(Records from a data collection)
--- START ---
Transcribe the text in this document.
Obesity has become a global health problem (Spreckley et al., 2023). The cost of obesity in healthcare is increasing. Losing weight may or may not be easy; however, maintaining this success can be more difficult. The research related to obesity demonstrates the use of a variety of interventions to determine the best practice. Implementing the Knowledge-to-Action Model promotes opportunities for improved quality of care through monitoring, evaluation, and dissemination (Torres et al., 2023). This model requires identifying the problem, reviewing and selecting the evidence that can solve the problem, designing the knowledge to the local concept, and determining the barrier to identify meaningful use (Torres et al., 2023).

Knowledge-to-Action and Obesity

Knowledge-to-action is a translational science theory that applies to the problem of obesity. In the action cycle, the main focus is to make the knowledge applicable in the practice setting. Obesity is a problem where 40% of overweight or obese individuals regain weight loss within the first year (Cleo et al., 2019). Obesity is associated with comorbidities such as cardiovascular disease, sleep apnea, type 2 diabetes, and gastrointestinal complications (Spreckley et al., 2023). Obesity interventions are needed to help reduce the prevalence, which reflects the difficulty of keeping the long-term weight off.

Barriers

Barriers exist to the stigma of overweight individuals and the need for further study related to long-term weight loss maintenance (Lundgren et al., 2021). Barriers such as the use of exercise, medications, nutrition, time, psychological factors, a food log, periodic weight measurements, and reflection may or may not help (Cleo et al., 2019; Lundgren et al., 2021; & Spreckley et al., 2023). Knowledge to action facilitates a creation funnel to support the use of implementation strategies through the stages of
--- END ---
EXERCISE DESCRIPTION: Extract all lines containing the word "Barriers".

ANSWER FOR THE TASK:
Barriers
Barriers exist to the stigma of overweight individuals and the need for further study related to long-term weight loss maintenance (Lundgren et al., 2021). Barriers such as the use of exercise, medications, nutrition, time, psychological factors, a food log, periodic weight measurements, and reflection may or may not help (Cleo et al., 2019; Lundgren et al., 2021; & Spreckley et al., 2023). Knowledge to action facilitates a creation funnel to support the use of implementation strategies through the stages of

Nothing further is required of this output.